### Teks yang diberikan
Oleh Ainul Yakin
Islam sudah tua. Kita tak mengharapkan ia terkubur dan meninggalkan manusia. Ia masih bisa bertahan karena selalu menyimpan jawaban-jawaban problematika dunia. Islam menghimpun seperangkat kearifan yang komperehensif sebagai senjata untuk manusia dalam mengarungi pergulatannya melawan sang nafsu. Dalam menapakai tangga penghambaan kepada sang Ilahi, manusia sesungguhnya tidak kekurangan bekal.
Manusia diciptakan sebagai Khalifatullah Fil Ardh. Istilah tersebut dimaknakan oleh sebagian ulama sebagai ‘pengganti Allah di bumi’. Allah sebagai pencipta, tentu menghendaki bumi ini baik, makmur dan bermanfaat. Dengan demikian maka tidak bisa dipandang normal-normal saja jika manusia berbuat sebaliknya, yaitu membuat kerusakan di bumi dalam bentuk apapun. Itu adalah perbuatan tercela. Perintah Tuhan yang justru banyak diulangi dalam kitab suci-Nya adalah perintah agar manusia berpartisipasi aktif dalam merawat dan menyelamatkan bumi. Setelah itu manusia dibolehkan untuk berupaya mencari berbagai karunia Allah di atasnya. Memanfaatkannya dalam jalur kebaikan dan ibadah.

### Perintah 1
Ubahlah bagian teks tentang Islam dan kekhalifahan manusia dari "Manusia diciptakan sebagai" sampai "kebaikan dan ibadah.": ganti "bumi" dengan "dunia", lalu tuliskan bagian itu kembali.

### Data rekaman

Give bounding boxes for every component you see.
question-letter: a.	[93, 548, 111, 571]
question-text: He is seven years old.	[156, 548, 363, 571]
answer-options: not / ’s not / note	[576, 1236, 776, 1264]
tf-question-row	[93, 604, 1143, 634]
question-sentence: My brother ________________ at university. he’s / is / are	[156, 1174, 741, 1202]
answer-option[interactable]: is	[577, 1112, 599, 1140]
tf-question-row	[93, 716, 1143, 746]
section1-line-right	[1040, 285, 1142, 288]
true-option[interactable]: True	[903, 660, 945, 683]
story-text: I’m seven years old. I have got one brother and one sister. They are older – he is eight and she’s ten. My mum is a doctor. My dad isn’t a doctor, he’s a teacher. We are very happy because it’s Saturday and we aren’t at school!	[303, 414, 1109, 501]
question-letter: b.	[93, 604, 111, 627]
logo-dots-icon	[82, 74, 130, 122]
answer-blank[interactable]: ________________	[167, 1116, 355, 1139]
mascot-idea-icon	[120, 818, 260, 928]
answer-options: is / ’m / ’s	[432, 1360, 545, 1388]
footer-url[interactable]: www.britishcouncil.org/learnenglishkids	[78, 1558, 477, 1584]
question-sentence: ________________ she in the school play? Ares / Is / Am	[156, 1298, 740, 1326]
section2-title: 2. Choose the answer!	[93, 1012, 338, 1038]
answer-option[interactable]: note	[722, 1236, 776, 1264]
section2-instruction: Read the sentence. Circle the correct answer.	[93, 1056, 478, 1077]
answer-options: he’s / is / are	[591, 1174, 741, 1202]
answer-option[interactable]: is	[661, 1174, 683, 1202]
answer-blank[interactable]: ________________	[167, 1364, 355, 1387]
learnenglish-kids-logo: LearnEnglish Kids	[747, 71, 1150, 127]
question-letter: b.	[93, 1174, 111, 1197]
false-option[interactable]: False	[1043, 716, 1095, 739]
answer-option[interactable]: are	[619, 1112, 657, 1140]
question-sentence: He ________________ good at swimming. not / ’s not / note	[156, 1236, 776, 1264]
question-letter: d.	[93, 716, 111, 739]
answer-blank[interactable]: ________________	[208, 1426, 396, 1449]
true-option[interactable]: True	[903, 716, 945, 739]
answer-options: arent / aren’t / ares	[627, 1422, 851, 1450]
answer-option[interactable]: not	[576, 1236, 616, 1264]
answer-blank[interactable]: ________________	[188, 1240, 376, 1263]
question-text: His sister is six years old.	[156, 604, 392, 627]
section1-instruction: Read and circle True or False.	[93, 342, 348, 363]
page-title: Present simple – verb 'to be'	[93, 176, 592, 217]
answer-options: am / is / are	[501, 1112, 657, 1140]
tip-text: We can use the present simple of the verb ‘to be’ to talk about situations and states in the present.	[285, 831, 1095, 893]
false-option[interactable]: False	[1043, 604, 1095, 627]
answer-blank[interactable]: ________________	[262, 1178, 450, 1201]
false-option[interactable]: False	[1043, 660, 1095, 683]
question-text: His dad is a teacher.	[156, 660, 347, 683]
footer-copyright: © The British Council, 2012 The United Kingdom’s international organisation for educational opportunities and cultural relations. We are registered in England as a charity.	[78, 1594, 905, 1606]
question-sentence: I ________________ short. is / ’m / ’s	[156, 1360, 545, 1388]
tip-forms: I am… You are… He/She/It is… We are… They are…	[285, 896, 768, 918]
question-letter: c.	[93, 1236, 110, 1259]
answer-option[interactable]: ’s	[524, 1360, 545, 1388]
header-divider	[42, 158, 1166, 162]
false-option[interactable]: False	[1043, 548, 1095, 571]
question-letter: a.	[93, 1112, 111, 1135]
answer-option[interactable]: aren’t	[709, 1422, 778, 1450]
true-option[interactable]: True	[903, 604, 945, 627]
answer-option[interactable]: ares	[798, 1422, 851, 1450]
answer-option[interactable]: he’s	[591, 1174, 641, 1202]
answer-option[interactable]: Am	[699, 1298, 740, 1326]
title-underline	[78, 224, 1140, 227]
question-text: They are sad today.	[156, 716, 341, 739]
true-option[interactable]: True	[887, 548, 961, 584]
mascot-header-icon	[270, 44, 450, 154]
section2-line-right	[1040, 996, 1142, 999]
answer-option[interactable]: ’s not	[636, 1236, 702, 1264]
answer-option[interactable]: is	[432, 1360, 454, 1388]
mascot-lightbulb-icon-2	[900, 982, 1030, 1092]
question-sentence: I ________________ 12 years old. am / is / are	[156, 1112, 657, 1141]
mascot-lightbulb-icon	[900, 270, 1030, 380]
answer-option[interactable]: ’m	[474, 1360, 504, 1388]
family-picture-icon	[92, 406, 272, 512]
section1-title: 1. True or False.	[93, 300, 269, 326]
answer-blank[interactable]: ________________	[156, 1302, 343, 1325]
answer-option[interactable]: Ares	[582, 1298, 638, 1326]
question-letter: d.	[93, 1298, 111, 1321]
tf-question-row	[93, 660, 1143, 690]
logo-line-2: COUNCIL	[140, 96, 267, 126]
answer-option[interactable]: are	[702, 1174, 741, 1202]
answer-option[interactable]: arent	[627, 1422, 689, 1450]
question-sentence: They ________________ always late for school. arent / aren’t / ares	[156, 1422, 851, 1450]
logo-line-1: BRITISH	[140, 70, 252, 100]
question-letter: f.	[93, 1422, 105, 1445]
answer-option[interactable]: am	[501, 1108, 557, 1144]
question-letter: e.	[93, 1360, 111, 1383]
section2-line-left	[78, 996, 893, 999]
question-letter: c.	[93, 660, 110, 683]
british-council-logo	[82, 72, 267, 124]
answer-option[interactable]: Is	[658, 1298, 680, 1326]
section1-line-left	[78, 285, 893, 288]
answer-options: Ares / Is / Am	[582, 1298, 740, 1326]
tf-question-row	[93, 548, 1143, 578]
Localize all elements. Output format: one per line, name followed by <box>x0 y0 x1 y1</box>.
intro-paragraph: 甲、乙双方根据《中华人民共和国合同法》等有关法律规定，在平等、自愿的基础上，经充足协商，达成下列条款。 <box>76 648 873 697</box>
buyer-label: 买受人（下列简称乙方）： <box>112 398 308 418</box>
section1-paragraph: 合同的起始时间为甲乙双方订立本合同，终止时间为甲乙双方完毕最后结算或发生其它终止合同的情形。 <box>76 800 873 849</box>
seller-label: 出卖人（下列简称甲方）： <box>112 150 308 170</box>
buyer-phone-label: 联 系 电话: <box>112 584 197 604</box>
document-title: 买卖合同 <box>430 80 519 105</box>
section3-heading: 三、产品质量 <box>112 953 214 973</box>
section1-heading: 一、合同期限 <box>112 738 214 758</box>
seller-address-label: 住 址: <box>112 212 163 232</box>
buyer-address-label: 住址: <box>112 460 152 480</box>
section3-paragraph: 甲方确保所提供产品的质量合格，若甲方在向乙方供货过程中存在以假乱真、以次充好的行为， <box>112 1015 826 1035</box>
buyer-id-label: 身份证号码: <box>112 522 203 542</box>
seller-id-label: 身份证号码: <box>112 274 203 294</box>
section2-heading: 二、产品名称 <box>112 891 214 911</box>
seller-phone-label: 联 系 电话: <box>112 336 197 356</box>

### Perintah 2
Salin kembali baris-baris rekaman tanpa perubahan, mulai dari awal rekaman sampai baris yang memuat "660, 945, 683]".

### Jawaban 1
Manusia diciptakan sebagai Khalifatullah Fil Ardh. Istilah tersebut dimaknakan oleh sebagian ulama sebagai ‘pengganti Allah di dunia’. Allah sebagai pencipta, tentu menghendaki dunia ini baik, makmur dan bermanfaat. Dengan demikian maka tidak bisa dipandang normal-normal saja jika manusia berbuat sebaliknya, yaitu membuat kerusakan di dunia dalam bentuk apapun. Itu adalah perbuatan tercela. Perintah Tuhan yang justru banyak diulangi dalam kitab suci-Nya adalah perintah agar manusia berpartisipasi aktif dalam merawat dan menyelamatkan dunia. Setelah itu manusia dibolehkan untuk berupaya mencari berbagai karunia Allah di atasnya. Memanfaatkannya dalam jalur kebaikan dan ibadah.

### Jawaban 2
Give bounding boxes for every component you see.
question-letter: a.	[93, 548, 111, 571]
question-text: He is seven years old.	[156, 548, 363, 571]
answer-options: not / ’s not / note	[576, 1236, 776, 1264]
tf-question-row	[93, 604, 1143, 634]
question-sentence: My brother ________________ at university. he’s / is / are	[156, 1174, 741, 1202]
answer-option[interactable]: is	[577, 1112, 599, 1140]
tf-question-row	[93, 716, 1143, 746]
section1-line-right	[1040, 285, 1142, 288]
true-option[interactable]: True	[903, 660, 945, 683]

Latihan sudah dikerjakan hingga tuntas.